Among the lines below, count those with "score". Give only the number.

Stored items
⟨

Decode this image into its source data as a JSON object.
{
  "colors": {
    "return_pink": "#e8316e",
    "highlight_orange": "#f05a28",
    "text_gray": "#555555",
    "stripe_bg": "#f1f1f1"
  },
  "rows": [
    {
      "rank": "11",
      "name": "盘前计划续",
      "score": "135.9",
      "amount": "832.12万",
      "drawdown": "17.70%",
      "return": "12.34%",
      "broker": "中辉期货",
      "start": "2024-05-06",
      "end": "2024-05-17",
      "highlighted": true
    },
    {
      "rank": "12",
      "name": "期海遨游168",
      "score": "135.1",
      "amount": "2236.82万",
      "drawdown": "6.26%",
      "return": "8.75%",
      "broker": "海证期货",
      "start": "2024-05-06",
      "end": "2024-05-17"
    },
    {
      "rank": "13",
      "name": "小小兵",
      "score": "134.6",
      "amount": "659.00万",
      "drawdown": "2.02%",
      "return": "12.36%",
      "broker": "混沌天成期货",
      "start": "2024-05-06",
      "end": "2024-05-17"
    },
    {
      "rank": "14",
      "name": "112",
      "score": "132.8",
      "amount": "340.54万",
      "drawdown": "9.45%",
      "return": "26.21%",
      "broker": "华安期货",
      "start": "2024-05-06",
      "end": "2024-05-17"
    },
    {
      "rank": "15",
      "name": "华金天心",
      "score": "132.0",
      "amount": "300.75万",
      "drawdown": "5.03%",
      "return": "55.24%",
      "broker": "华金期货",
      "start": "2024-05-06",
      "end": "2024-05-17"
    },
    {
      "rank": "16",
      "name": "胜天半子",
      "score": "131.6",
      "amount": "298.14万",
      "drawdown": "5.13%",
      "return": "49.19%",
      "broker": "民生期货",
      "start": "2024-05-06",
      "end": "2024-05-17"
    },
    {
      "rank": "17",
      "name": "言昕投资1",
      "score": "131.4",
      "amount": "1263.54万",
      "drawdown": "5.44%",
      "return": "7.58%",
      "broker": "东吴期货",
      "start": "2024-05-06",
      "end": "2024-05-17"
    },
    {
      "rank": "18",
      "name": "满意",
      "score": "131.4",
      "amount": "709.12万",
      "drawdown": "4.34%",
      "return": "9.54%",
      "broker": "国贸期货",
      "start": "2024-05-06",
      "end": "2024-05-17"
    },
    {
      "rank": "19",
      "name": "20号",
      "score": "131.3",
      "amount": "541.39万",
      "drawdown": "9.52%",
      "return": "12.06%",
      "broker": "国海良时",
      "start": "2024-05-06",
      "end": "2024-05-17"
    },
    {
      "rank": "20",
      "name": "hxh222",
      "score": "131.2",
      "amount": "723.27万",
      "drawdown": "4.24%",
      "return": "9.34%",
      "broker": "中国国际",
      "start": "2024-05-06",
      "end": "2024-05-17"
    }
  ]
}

⟩

◆ Written response ◆
10